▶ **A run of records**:
======

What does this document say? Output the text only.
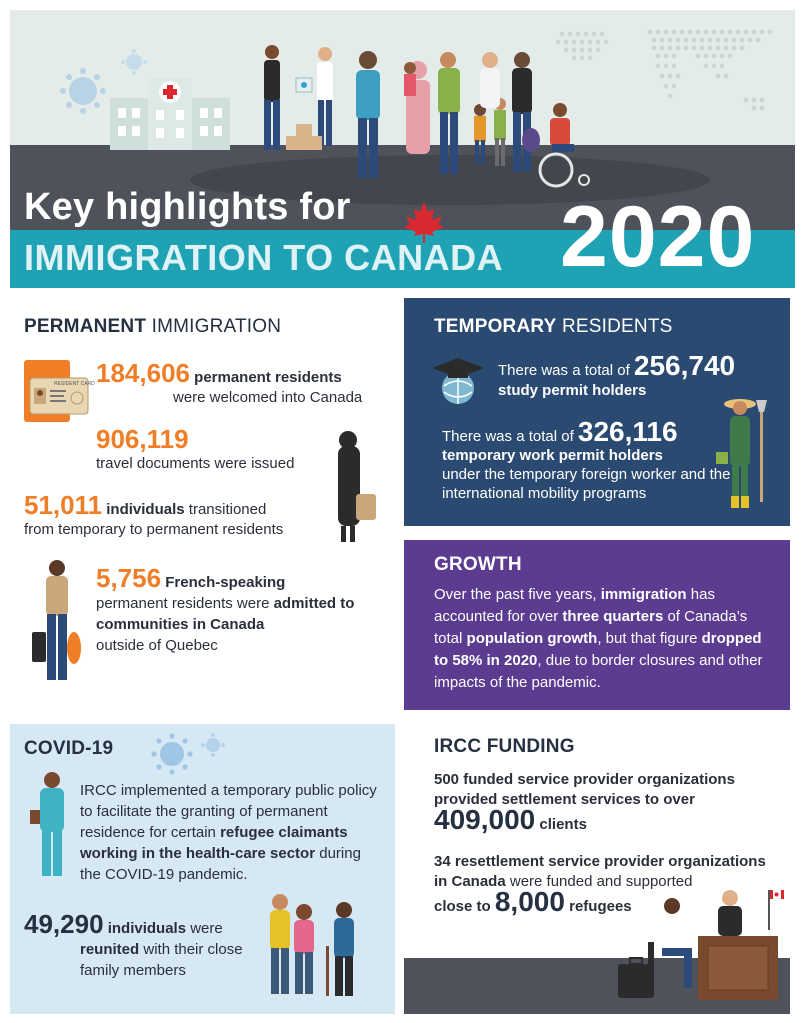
Key highlights for
IMMIGRATION TO CANADA 2020
PERMANENT IMMIGRATION
RESIDENT CARD 184,606 permanent residents
were welcomed into Canada
906,119
travel documents were issued
51,011 individuals transitioned
from temporary to permanent residents
5,756 French-speaking
permanent residents were admitted to communities in Canada
outside of Quebec
TEMPORARY RESIDENTS
There was a total of 256,740
study permit holders
There was a total of 326,116
temporary work permit holders
under the temporary foreign worker and the international mobility programs
GROWTH
Over the past five years, immigration has accounted for over three quarters of Canada’s total population growth, but that figure dropped to 58% in 2020, due to border closures and other impacts of the pandemic.
COVID-19
IRCC implemented a temporary public policy to facilitate the granting of permanent residence for certain refugee claimants working in the health-care sector during the COVID-19 pandemic.
49,290 individuals were
reunited with their close family members
IRCC FUNDING
500 funded service provider organizations provided settlement services to over
409,000 clients
34 resettlement service provider organizations in Canada were funded and supported
close to 8,000 refugees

======

▶ **TASK STATEMENT**: Check every line of the listing for the string "pandemic" and report how many lines have it, as a number alone.

▶ **TASK RESPONSE**: 2